» **REQUIREMENT**:
Locate the string "this" throughout the material and copy every line in which it occurs.
# Start of DATASET ROWS
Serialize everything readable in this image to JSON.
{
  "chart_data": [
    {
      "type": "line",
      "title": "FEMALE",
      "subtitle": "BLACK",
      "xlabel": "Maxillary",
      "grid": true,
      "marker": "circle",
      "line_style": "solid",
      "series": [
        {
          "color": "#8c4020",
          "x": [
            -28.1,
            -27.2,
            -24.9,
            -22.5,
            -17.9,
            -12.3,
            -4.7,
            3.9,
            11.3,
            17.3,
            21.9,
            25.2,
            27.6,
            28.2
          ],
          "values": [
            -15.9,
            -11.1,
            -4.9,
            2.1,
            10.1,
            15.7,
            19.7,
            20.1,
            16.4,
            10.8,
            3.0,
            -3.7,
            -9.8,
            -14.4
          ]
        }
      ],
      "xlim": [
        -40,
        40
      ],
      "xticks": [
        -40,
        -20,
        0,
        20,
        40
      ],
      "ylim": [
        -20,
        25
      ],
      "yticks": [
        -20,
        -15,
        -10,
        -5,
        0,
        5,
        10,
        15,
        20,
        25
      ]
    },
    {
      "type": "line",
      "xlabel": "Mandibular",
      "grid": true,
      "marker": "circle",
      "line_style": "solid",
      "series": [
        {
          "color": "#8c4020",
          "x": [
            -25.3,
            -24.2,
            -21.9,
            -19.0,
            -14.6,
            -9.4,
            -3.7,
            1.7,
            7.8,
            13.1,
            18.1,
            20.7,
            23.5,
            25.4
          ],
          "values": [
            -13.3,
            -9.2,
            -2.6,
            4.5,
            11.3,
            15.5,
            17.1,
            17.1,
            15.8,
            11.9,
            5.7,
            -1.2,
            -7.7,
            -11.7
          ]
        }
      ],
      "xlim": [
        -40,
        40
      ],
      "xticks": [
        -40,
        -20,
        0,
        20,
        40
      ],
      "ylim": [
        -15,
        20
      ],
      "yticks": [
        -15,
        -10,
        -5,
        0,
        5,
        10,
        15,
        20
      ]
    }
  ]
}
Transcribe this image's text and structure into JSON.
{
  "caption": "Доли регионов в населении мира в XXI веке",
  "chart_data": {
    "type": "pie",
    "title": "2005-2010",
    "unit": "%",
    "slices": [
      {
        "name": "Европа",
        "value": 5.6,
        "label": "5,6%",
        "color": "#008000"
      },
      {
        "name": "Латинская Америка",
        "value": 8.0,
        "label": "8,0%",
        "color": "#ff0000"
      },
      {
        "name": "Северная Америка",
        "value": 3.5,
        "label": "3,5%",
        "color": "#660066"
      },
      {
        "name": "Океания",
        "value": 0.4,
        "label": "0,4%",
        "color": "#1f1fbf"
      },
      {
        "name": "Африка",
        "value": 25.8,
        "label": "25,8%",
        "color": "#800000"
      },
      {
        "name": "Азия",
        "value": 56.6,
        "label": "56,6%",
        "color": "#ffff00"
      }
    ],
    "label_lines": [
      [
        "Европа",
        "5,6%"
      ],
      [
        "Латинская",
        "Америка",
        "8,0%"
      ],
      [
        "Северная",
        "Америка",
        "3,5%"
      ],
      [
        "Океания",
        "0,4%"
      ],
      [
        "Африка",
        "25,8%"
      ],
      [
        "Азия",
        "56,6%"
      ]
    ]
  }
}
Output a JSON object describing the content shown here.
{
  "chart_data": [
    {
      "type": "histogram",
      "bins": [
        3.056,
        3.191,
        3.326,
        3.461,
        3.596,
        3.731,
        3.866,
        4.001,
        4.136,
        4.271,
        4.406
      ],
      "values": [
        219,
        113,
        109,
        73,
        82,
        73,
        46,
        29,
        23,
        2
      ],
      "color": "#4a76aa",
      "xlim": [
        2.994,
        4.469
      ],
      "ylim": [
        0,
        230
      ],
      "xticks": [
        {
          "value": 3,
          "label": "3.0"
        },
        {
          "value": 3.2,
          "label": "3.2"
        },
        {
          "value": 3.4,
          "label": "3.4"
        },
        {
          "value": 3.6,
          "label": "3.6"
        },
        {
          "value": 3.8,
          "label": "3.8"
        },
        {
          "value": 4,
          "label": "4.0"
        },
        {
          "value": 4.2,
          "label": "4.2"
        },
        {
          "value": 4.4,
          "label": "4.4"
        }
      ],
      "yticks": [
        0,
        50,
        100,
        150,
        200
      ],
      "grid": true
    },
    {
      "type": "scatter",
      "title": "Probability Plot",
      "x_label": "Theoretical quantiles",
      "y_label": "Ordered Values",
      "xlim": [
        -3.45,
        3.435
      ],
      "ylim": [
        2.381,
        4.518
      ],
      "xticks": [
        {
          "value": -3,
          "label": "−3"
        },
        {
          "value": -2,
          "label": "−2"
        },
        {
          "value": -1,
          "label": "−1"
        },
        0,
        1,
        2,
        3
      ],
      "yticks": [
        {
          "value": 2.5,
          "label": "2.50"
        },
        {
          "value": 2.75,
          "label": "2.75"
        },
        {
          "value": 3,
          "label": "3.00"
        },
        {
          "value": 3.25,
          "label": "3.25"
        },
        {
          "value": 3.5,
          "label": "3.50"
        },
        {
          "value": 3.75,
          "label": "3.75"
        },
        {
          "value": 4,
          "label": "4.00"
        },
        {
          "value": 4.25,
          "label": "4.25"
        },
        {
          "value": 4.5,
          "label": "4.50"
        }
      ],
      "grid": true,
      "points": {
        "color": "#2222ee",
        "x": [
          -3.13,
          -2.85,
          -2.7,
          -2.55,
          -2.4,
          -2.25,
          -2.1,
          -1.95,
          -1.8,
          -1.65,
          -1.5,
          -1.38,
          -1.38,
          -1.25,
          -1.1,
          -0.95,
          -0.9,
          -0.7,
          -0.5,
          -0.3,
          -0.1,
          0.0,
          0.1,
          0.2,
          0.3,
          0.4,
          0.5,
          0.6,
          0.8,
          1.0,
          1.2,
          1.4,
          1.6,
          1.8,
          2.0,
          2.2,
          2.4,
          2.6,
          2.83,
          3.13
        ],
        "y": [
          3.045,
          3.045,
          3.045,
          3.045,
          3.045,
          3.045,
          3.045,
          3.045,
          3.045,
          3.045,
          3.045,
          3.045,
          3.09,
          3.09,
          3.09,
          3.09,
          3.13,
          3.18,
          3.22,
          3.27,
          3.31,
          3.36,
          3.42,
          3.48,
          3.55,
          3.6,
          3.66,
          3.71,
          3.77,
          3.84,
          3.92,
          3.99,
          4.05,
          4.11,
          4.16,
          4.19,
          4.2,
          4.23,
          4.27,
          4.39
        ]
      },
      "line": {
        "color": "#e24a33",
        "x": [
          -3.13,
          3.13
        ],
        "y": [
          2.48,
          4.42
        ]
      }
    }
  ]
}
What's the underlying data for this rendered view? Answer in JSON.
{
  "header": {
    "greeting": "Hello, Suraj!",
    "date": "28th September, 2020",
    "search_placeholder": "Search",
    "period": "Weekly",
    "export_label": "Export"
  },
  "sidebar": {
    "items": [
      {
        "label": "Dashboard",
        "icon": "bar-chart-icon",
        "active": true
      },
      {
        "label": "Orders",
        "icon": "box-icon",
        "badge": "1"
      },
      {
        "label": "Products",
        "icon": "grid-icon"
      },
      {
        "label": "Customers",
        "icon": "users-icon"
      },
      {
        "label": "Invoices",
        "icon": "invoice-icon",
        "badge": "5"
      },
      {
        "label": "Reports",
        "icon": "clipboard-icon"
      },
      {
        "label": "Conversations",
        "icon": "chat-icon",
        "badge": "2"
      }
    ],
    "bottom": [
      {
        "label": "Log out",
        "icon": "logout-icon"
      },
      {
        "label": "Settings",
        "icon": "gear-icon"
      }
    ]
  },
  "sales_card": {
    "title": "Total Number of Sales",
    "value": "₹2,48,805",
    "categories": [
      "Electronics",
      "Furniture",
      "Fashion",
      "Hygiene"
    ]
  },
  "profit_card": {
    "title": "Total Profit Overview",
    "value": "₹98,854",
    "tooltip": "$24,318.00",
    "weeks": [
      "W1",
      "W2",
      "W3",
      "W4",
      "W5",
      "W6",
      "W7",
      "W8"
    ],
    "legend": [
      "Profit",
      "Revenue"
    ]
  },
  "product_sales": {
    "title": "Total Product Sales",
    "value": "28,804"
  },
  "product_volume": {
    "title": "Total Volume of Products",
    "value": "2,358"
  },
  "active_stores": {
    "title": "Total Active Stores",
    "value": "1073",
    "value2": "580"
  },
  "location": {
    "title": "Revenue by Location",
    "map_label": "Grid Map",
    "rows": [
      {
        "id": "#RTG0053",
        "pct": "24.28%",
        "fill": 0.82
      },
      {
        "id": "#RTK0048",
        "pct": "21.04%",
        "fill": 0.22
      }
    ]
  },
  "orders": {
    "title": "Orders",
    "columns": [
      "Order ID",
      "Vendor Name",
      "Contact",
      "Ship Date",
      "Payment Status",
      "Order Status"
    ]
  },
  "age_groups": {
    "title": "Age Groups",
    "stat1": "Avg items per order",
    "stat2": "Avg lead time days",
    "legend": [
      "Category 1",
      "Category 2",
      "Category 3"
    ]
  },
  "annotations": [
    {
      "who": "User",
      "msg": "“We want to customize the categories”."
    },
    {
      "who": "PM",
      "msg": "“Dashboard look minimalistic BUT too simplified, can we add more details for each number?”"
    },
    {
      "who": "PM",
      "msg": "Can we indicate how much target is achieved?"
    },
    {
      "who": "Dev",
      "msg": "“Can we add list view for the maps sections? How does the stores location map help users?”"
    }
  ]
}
# End of DATASET ROWS
» **WRITTEN ANSWER**:
Serialize everything readable in this image to JSON.
Transcribe this image's text and structure into JSON.
What's the underlying data for this rendered view? Answer in JSON.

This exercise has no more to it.